Task prompt: Reproduce the lines of the material exactly, excluding every image.

Input records:
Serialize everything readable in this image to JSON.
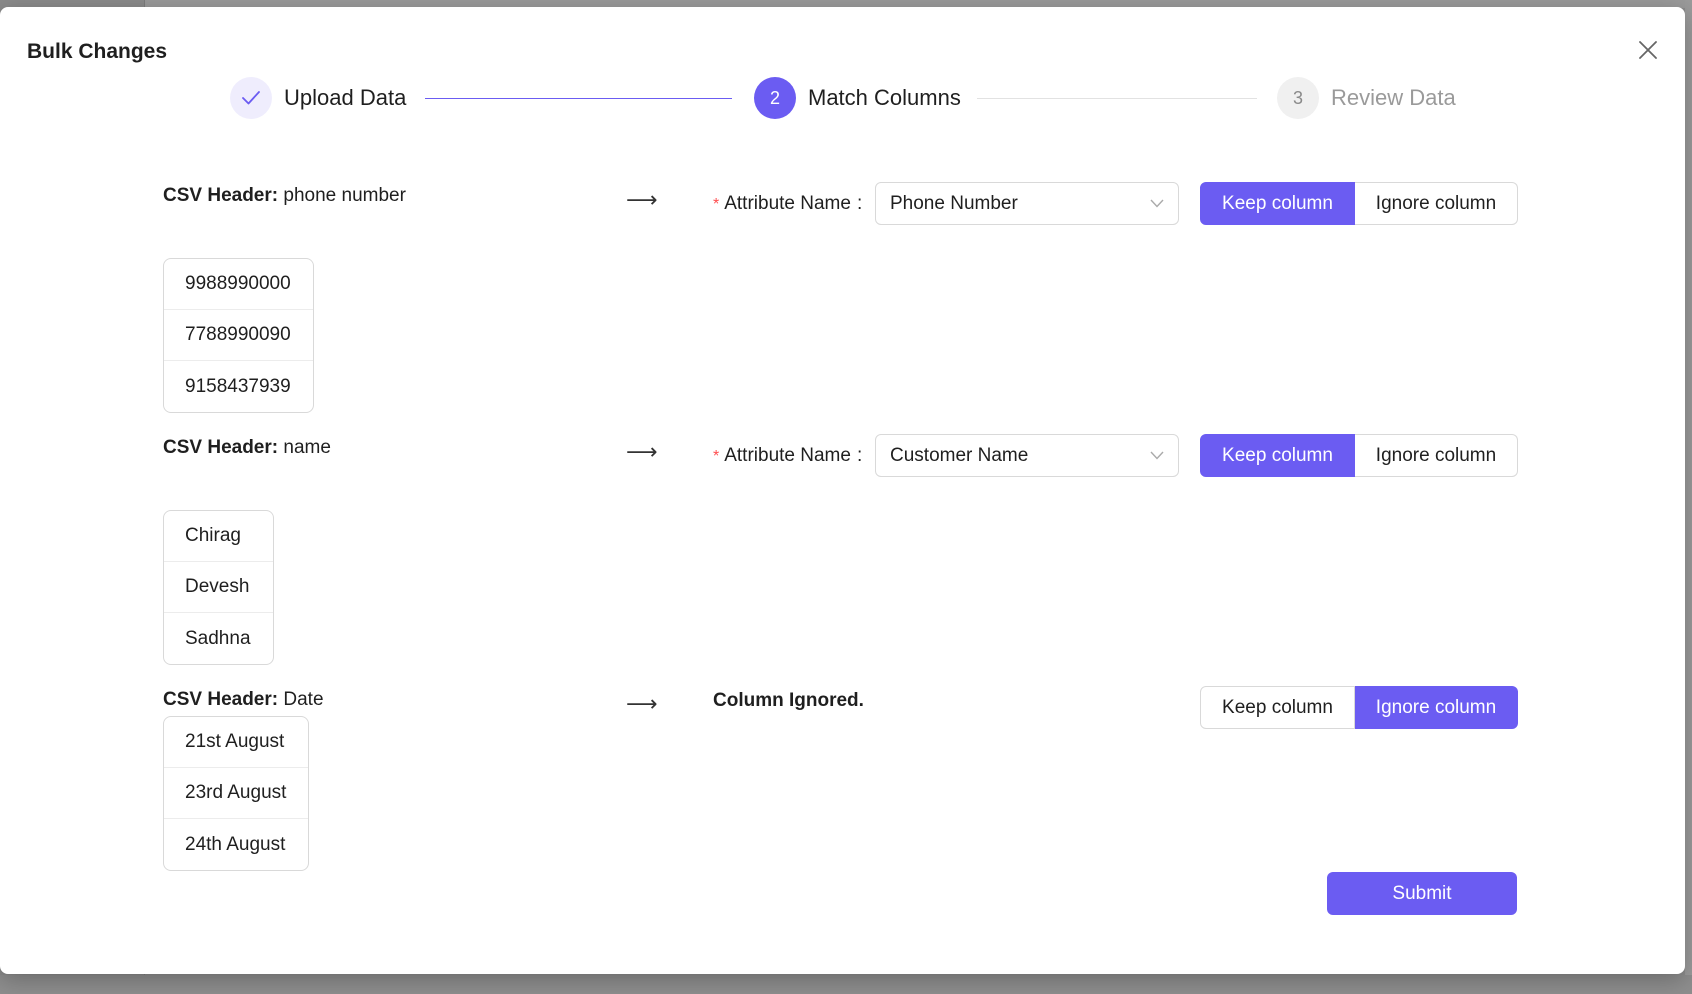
{
  "modal": {
    "title": "Bulk Changes",
    "close_icon": "close-icon"
  },
  "steps": [
    {
      "number": "",
      "label": "Upload Data",
      "status": "finished",
      "icon": "check-icon"
    },
    {
      "number": "2",
      "label": "Match Columns",
      "status": "active"
    },
    {
      "number": "3",
      "label": "Review Data",
      "status": "pending"
    }
  ],
  "rows": [
    {
      "csv_header_prefix": "CSV Header:",
      "csv_header": "phone number",
      "arrow": "⟶",
      "attribute_label": "Attribute Name",
      "attribute_colon": ":",
      "attribute_value": "Phone Number",
      "keep_label": "Keep column",
      "ignore_label": "Ignore column",
      "selected": "keep",
      "samples": [
        "9988990000",
        "7788990090",
        "9158437939"
      ]
    },
    {
      "csv_header_prefix": "CSV Header:",
      "csv_header": "name",
      "arrow": "⟶",
      "attribute_label": "Attribute Name",
      "attribute_colon": ":",
      "attribute_value": "Customer Name",
      "keep_label": "Keep column",
      "ignore_label": "Ignore column",
      "selected": "keep",
      "samples": [
        "Chirag",
        "Devesh",
        "Sadhna"
      ]
    },
    {
      "csv_header_prefix": "CSV Header:",
      "csv_header": "Date",
      "arrow": "⟶",
      "ignored_text": "Column Ignored.",
      "keep_label": "Keep column",
      "ignore_label": "Ignore column",
      "selected": "ignore",
      "samples": [
        "21st August",
        "23rd August",
        "24th August"
      ]
    }
  ],
  "submit_label": "Submit",
  "colors": {
    "primary": "#6b5cf2",
    "required": "#ff4d4f"
  }
}
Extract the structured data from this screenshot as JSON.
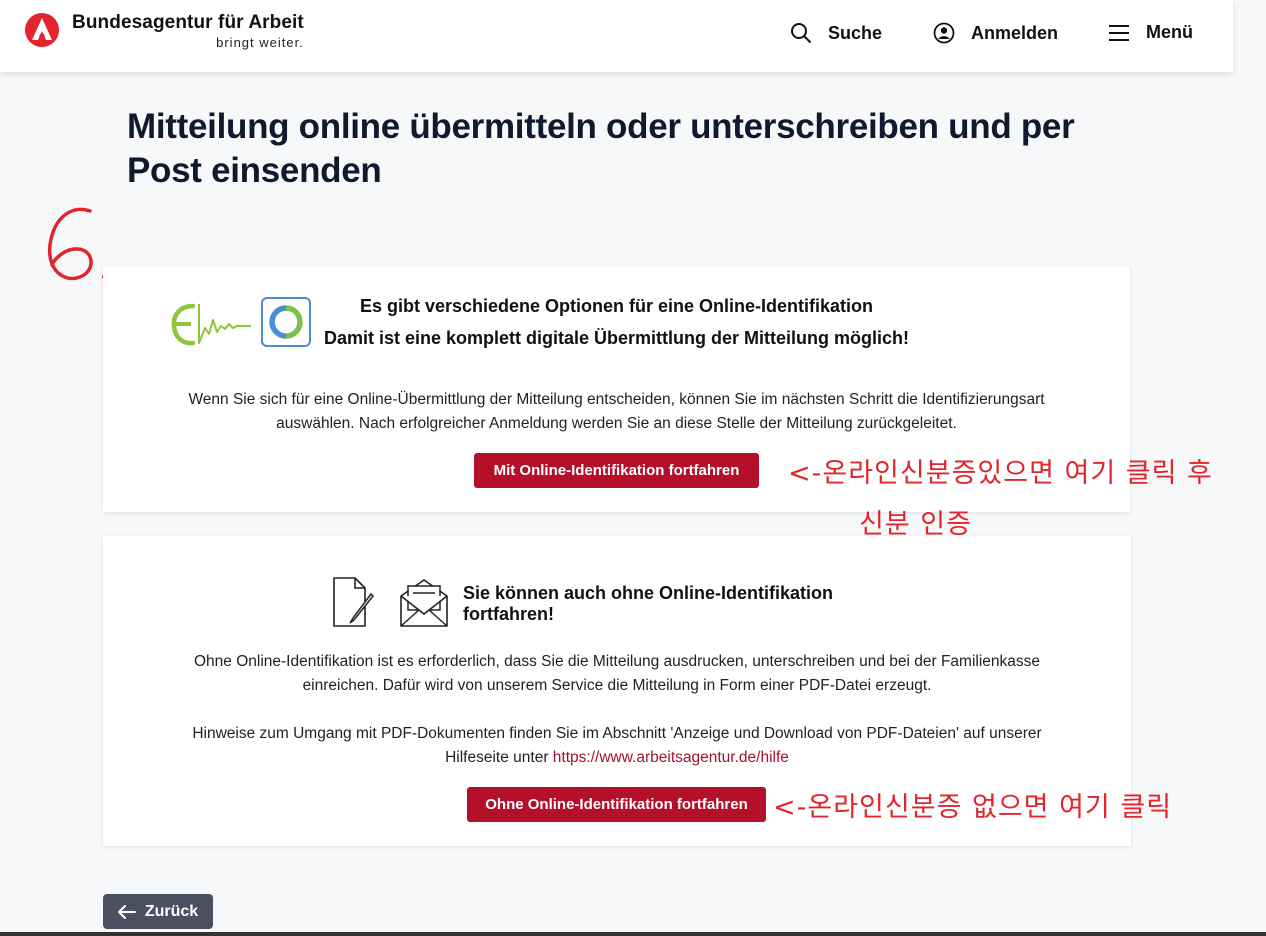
{
  "header": {
    "logo_title": "Bundesagentur für Arbeit",
    "logo_subtitle": "bringt weiter.",
    "search_label": "Suche",
    "login_label": "Anmelden",
    "menu_label": "Menü",
    "brand_color": "#e2242c"
  },
  "main": {
    "page_title": "Mitteilung online übermitteln oder unterschreiben und per Post einsenden",
    "step_marker": "6."
  },
  "online_card": {
    "heading_line1": "Es gibt verschiedene Optionen für eine Online-Identifikation",
    "heading_line2": "Damit ist eine komplett digitale Übermittlung der Mitteilung möglich!",
    "body": "Wenn Sie sich für eine Online-Übermittlung der Mitteilung entscheiden, können Sie im nächsten Schritt die Identifizierungsart auswählen. Nach erfolgreicher Anmeldung werden Sie an diese Stelle der Mitteilung zurückgeleitet.",
    "button_label": "Mit Online-Identifikation fortfahren",
    "annotation_line1": "<-온라인신분증있으면 여기 클릭 후",
    "annotation_line2": "신분 인증"
  },
  "offline_card": {
    "heading": "Sie können auch ohne Online-Identifikation fortfahren!",
    "body1": "Ohne Online-Identifikation ist es erforderlich, dass Sie die Mitteilung ausdrucken, unterschreiben und bei der Familienkasse einreichen. Dafür wird von unserem Service die Mitteilung in Form einer PDF-Datei erzeugt.",
    "body2_prefix": "Hinweise zum Umgang mit PDF-Dokumenten finden Sie im Abschnitt 'Anzeige und Download von PDF-Dateien' auf unserer Hilfeseite unter ",
    "help_link": "https://www.arbeitsagentur.de/hilfe",
    "button_label": "Ohne Online-Identifikation fortfahren",
    "annotation": "<-온라인신분증 없으면 여기 클릭"
  },
  "footer": {
    "back_label": "Zurück"
  },
  "colors": {
    "primary_button": "#b4102a",
    "annotation": "#e2242c",
    "back_button": "#4a5060"
  }
}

Exercise answer:
Serialize everything readable in this image to JSON.
{
  "modal": {
    "title": "Bulk Changes",
    "close_icon": "close-icon"
  },
  "steps": [
    {
      "number": "",
      "label": "Upload Data",
      "status": "finished",
      "icon": "check-icon"
    },
    {
      "number": "2",
      "label": "Match Columns",
      "status": "active"
    },
    {
      "number": "3",
      "label": "Review Data",
      "status": "pending"
    }
  ],
  "rows": [
    {
      "csv_header_prefix": "CSV Header:",
      "csv_header": "phone number",
      "arrow": "⟶",
      "attribute_label": "Attribute Name",
      "attribute_colon": ":",
      "attribute_value": "Phone Number",
      "keep_label": "Keep column",
      "ignore_label": "Ignore column",
      "selected": "keep",
      "samples": [
        "9988990000",
        "7788990090",
        "9158437939"
      ]
    },
    {
      "csv_header_prefix": "CSV Header:",
      "csv_header": "name",
      "arrow": "⟶",
      "attribute_label": "Attribute Name",
      "attribute_colon": ":",
      "attribute_value": "Customer Name",
      "keep_label": "Keep column",
      "ignore_label": "Ignore column",
      "selected": "keep",
      "samples": [
        "Chirag",
        "Devesh",
        "Sadhna"
      ]
    },
    {
      "csv_header_prefix": "CSV Header:",
      "csv_header": "Date",
      "arrow": "⟶",
      "ignored_text": "Column Ignored.",
      "keep_label": "Keep column",
      "ignore_label": "Ignore column",
      "selected": "ignore",
      "samples": [
        "21st August",
        "23rd August",
        "24th August"
      ]
    }
  ],
  "submit_label": "Submit",
  "colors": {
    "primary": "#6b5cf2",
    "required": "#ff4d4f"
  }
}
Extract the structured data from this screenshot as JSON.
{
  "header": {
    "logo_title": "Bundesagentur für Arbeit",
    "logo_subtitle": "bringt weiter.",
    "search_label": "Suche",
    "login_label": "Anmelden",
    "menu_label": "Menü",
    "brand_color": "#e2242c"
  },
  "main": {
    "page_title": "Mitteilung online übermitteln oder unterschreiben und per Post einsenden",
    "step_marker": "6."
  },
  "online_card": {
    "heading_line1": "Es gibt verschiedene Optionen für eine Online-Identifikation",
    "heading_line2": "Damit ist eine komplett digitale Übermittlung der Mitteilung möglich!",
    "body": "Wenn Sie sich für eine Online-Übermittlung der Mitteilung entscheiden, können Sie im nächsten Schritt die Identifizierungsart auswählen. Nach erfolgreicher Anmeldung werden Sie an diese Stelle der Mitteilung zurückgeleitet.",
    "button_label": "Mit Online-Identifikation fortfahren",
    "annotation_line1": "<-온라인신분증있으면 여기 클릭 후",
    "annotation_line2": "신분 인증"
  },
  "offline_card": {
    "heading": "Sie können auch ohne Online-Identifikation fortfahren!",
    "body1": "Ohne Online-Identifikation ist es erforderlich, dass Sie die Mitteilung ausdrucken, unterschreiben und bei der Familienkasse einreichen. Dafür wird von unserem Service die Mitteilung in Form einer PDF-Datei erzeugt.",
    "body2_prefix": "Hinweise zum Umgang mit PDF-Dokumenten finden Sie im Abschnitt 'Anzeige und Download von PDF-Dateien' auf unserer Hilfeseite unter ",
    "help_link": "https://www.arbeitsagentur.de/hilfe",
    "button_label": "Ohne Online-Identifikation fortfahren",
    "annotation": "<-온라인신분증 없으면 여기 클릭"
  },
  "footer": {
    "back_label": "Zurück"
  },
  "colors": {
    "primary_button": "#b4102a",
    "annotation": "#e2242c",
    "back_button": "#4a5060"
  }
}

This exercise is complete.